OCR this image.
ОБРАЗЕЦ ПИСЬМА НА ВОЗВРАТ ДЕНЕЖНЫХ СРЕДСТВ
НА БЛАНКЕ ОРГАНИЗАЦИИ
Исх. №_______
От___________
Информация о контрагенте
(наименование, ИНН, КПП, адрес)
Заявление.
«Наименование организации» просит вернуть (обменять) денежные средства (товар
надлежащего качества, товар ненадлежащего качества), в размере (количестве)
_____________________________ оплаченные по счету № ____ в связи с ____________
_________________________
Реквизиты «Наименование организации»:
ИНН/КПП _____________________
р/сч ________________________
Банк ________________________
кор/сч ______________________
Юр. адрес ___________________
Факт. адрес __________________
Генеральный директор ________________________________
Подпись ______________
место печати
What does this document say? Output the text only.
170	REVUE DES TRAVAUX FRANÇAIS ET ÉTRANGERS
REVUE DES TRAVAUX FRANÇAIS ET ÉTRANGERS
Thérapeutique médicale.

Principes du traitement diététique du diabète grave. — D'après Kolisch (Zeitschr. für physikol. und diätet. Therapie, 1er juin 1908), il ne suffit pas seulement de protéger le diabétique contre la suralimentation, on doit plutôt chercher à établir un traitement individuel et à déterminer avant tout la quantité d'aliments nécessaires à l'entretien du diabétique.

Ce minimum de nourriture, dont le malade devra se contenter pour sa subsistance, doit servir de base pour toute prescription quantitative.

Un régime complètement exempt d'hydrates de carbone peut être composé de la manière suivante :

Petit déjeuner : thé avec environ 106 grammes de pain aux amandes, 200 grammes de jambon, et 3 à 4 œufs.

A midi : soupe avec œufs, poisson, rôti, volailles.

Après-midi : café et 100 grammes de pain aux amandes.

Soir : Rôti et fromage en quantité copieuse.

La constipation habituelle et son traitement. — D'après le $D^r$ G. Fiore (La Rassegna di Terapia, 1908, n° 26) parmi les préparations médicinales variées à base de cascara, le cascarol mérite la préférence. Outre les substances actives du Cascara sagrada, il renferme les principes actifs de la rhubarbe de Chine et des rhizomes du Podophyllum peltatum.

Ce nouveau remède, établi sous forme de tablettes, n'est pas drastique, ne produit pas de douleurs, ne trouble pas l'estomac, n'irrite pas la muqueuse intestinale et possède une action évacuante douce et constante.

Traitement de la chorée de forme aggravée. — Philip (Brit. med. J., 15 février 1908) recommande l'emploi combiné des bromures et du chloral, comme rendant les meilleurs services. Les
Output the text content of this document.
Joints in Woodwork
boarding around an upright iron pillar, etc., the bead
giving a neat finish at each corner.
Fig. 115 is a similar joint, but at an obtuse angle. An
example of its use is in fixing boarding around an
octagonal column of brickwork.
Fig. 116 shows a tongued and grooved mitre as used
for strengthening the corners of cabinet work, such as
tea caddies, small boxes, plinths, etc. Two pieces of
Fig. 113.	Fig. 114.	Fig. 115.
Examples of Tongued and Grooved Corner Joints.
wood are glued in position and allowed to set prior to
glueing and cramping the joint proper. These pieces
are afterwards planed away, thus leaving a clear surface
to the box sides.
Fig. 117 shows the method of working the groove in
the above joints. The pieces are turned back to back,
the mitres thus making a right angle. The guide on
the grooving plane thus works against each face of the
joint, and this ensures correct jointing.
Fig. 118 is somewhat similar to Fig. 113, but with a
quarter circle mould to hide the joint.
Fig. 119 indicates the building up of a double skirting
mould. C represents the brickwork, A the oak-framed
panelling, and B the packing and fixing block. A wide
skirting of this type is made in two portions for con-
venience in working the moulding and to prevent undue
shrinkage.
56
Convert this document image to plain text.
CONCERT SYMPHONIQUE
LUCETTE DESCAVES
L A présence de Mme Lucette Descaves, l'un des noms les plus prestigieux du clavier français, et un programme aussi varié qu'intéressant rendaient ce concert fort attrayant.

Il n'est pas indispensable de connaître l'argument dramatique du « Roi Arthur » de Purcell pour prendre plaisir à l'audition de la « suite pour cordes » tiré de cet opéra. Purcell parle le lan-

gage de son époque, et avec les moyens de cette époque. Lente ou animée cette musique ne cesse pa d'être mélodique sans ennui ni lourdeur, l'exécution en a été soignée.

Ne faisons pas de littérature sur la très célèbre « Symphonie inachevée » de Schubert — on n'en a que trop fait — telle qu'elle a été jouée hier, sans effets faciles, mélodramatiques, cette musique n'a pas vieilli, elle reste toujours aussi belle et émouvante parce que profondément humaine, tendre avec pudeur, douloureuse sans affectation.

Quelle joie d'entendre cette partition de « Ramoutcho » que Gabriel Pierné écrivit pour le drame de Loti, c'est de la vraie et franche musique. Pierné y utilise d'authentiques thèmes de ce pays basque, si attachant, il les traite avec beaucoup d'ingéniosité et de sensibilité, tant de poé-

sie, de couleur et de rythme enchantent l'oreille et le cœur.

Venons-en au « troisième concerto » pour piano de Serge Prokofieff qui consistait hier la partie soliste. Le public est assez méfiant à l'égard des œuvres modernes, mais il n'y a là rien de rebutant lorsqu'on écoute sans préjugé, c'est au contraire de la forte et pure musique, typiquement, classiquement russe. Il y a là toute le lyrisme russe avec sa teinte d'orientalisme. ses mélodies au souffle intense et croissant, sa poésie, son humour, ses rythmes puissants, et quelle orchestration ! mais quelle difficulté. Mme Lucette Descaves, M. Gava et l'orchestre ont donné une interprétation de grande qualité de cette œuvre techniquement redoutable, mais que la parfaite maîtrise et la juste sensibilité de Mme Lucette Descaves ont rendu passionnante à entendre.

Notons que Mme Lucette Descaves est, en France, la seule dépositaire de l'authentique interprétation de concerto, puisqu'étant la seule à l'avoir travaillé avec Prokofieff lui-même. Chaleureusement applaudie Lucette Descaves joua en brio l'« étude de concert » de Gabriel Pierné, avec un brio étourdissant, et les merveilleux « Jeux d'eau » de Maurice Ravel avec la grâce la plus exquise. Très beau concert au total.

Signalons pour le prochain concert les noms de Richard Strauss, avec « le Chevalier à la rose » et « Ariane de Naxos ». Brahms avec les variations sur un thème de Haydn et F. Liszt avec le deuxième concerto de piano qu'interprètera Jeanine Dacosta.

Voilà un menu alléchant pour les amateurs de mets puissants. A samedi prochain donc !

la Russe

Stated task -> Show every line from the entries above in which "thus" appears.

Task output ->
are afterwards planed away, thus leaving a clear surface
the mitres thus making a right angle. The guide on
the grooving plane thus works against each face of the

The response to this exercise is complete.